◆ **Your goal**
Each entry has to be copied exactly, with nothing missed.

+++

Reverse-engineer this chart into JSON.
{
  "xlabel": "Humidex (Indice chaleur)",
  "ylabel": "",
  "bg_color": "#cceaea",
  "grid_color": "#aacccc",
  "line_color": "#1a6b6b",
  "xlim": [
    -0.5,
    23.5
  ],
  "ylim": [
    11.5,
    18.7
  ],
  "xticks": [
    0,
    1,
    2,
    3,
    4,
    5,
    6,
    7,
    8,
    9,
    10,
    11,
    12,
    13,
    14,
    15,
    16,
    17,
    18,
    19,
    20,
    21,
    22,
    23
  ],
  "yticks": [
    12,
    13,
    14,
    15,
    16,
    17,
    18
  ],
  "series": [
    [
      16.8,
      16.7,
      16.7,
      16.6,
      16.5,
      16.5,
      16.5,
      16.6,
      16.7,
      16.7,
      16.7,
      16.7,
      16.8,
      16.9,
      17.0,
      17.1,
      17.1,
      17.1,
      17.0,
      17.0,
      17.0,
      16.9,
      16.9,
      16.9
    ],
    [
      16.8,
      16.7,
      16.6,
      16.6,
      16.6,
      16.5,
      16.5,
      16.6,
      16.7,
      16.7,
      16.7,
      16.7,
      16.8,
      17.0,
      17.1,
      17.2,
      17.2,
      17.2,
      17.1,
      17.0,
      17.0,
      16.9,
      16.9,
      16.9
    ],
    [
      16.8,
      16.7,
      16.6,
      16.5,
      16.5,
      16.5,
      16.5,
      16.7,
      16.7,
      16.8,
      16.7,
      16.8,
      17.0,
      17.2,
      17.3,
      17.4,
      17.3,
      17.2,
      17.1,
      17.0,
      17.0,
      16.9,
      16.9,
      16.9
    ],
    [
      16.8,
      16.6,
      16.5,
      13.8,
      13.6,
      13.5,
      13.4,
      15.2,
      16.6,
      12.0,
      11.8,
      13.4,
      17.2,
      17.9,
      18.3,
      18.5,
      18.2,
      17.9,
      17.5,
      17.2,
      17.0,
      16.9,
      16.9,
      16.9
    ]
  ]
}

+++

◆ **In response**
Reverse-engineer this chart into JSON.
{
  "xlabel": "Humidex (Indice chaleur)",
  "ylabel": "",
  "bg_color": "#cceaea",
  "grid_color": "#aacccc",
  "line_color": "#1a6b6b",
  "xlim": [
    -0.5,
    23.5
  ],
  "ylim": [
    11.5,
    18.7
  ],
  "xticks": [
    0,
    1,
    2,
    3,
    4,
    5,
    6,
    7,
    8,
    9,
    10,
    11,
    12,
    13,
    14,
    15,
    16,
    17,
    18,
    19,
    20,
    21,
    22,
    23
  ],
  "yticks": [
    12,
    13,
    14,
    15,
    16,
    17,
    18
  ],
  "series": [
    [
      16.8,
      16.7,
      16.7,
      16.6,
      16.5,
      16.5,
      16.5,
      16.6,
      16.7,
      16.7,
      16.7,
      16.7,
      16.8,
      16.9,
      17.0,
      17.1,
      17.1,
      17.1,
      17.0,
      17.0,
      17.0,
      16.9,
      16.9,
      16.9
    ],
    [
      16.8,
      16.7,
      16.6,
      16.6,
      16.6,
      16.5,
      16.5,
      16.6,
      16.7,
      16.7,
      16.7,
      16.7,
      16.8,
      17.0,
      17.1,
      17.2,
      17.2,
      17.2,
      17.1,
      17.0,
      17.0,
      16.9,
      16.9,
      16.9
    ],
    [
      16.8,
      16.7,
      16.6,
      16.5,
      16.5,
      16.5,
      16.5,
      16.7,
      16.7,
      16.8,
      16.7,
      16.8,
      17.0,
      17.2,
      17.3,
      17.4,
      17.3,
      17.2,
      17.1,
      17.0,
      17.0,
      16.9,
      16.9,
      16.9
    ],
    [
      16.8,
      16.6,
      16.5,
      13.8,
      13.6,
      13.5,
      13.4,
      15.2,
      16.6,
      12.0,
      11.8,
      13.4,
      17.2,
      17.9,
      18.3,
      18.5,
      18.2,
      17.9,
      17.5,
      17.2,
      17.0,
      16.9,
      16.9,
      16.9
    ]
  ]
}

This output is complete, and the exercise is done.